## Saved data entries
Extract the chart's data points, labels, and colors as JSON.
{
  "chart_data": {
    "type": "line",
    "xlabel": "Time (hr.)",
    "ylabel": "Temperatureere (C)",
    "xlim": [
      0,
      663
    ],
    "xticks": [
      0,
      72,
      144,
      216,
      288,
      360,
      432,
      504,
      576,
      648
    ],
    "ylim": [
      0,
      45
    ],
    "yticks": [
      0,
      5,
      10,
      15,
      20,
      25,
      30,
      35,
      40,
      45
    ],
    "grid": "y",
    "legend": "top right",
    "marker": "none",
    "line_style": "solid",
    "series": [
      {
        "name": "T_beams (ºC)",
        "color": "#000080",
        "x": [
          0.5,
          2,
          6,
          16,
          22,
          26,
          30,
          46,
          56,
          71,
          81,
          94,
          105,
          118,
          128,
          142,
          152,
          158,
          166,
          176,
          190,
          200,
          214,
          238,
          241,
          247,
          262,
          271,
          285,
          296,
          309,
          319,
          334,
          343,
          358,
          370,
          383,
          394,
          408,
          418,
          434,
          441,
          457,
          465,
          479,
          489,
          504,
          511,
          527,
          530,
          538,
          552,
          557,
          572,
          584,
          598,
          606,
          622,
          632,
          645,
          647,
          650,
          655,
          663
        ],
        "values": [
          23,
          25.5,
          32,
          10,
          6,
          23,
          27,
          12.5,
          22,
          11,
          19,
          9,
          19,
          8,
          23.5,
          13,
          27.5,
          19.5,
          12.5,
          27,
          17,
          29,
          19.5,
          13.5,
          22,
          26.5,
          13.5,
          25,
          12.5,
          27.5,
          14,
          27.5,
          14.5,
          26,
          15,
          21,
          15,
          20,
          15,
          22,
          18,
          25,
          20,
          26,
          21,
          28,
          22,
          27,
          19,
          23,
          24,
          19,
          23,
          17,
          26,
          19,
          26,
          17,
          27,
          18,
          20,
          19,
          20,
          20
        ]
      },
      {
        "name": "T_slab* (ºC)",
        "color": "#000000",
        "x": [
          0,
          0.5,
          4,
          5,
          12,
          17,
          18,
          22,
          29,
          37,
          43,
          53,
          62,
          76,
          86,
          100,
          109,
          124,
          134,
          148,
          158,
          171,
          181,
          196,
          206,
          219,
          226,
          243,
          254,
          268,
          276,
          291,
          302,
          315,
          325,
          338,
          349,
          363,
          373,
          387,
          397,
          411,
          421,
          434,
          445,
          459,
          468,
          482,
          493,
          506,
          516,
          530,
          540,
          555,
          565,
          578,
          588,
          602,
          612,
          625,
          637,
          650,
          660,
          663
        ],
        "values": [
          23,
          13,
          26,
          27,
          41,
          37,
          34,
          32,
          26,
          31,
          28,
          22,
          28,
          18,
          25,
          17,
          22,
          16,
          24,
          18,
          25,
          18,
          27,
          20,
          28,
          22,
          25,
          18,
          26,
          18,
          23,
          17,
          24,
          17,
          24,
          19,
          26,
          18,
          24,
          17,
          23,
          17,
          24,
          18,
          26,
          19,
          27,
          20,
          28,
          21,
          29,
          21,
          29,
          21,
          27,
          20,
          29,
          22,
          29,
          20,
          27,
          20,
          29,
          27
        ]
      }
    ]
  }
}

## WHAT IS BEING ASKED
Would you copy out each line exactly as written?

## REPLY TO THE EXERCISE
Extract the chart's data points, labels, and colors as JSON.
{
  "chart_data": {
    "type": "line",
    "xlabel": "Time (hr.)",
    "ylabel": "Temperatureere (C)",
    "xlim": [
      0,
      663
    ],
    "xticks": [
      0,
      72,
      144,
      216,
      288,
      360,
      432,
      504,
      576,
      648
    ],
    "ylim": [
      0,
      45
    ],
    "yticks": [
      0,
      5,
      10,
      15,
      20,
      25,
      30,
      35,
      40,
      45
    ],
    "grid": "y",
    "legend": "top right",
    "marker": "none",
    "line_style": "solid",
    "series": [
      {
        "name": "T_beams (ºC)",
        "color": "#000080",
        "x": [
          0.5,
          2,
          6,
          16,
          22,
          26,
          30,
          46,
          56,
          71,
          81,
          94,
          105,
          118,
          128,
          142,
          152,
          158,
          166,
          176,
          190,
          200,
          214,
          238,
          241,
          247,
          262,
          271,
          285,
          296,
          309,
          319,
          334,
          343,
          358,
          370,
          383,
          394,
          408,
          418,
          434,
          441,
          457,
          465,
          479,
          489,
          504,
          511,
          527,
          530,
          538,
          552,
          557,
          572,
          584,
          598,
          606,
          622,
          632,
          645,
          647,
          650,
          655,
          663
        ],
        "values": [
          23,
          25.5,
          32,
          10,
          6,
          23,
          27,
          12.5,
          22,
          11,
          19,
          9,
          19,
          8,
          23.5,
          13,
          27.5,
          19.5,
          12.5,
          27,
          17,
          29,
          19.5,
          13.5,
          22,
          26.5,
          13.5,
          25,
          12.5,
          27.5,
          14,
          27.5,
          14.5,
          26,
          15,
          21,
          15,
          20,
          15,
          22,
          18,
          25,
          20,
          26,
          21,
          28,
          22,
          27,
          19,
          23,
          24,
          19,
          23,
          17,
          26,
          19,
          26,
          17,
          27,
          18,
          20,
          19,
          20,
          20
        ]
      },
      {
        "name": "T_slab* (ºC)",
        "color": "#000000",
        "x": [
          0,
          0.5,
          4,
          5,
          12,
          17,
          18,
          22,
          29,
          37,
          43,
          53,
          62,
          76,
          86,
          100,
          109,
          124,
          134,
          148,
          158,
          171,
          181,
          196,
          206,
          219,
          226,
          243,
          254,
          268,
          276,
          291,
          302,
          315,
          325,
          338,
          349,
          363,
          373,
          387,
          397,
          411,
          421,
          434,
          445,
          459,
          468,
          482,
          493,
          506,
          516,
          530,
          540,
          555,
          565,
          578,
          588,
          602,
          612,
          625,
          637,
          650,
          660,
          663
        ],
        "values": [
          23,
          13,
          26,
          27,
          41,
          37,
          34,
          32,
          26,
          31,
          28,
          22,
          28,
          18,
          25,
          17,
          22,
          16,
          24,
          18,
          25,
          18,
          27,
          20,
          28,
          22,
          25,
          18,
          26,
          18,
          23,
          17,
          24,
          17,
          24,
          19,
          26,
          18,
          24,
          17,
          23,
          17,
          24,
          18,
          26,
          19,
          27,
          20,
          28,
          21,
          29,
          21,
          29,
          21,
          27,
          20,
          29,
          22,
          29,
          20,
          27,
          20,
          29,
          27
        ]
      }
    ]
  }
}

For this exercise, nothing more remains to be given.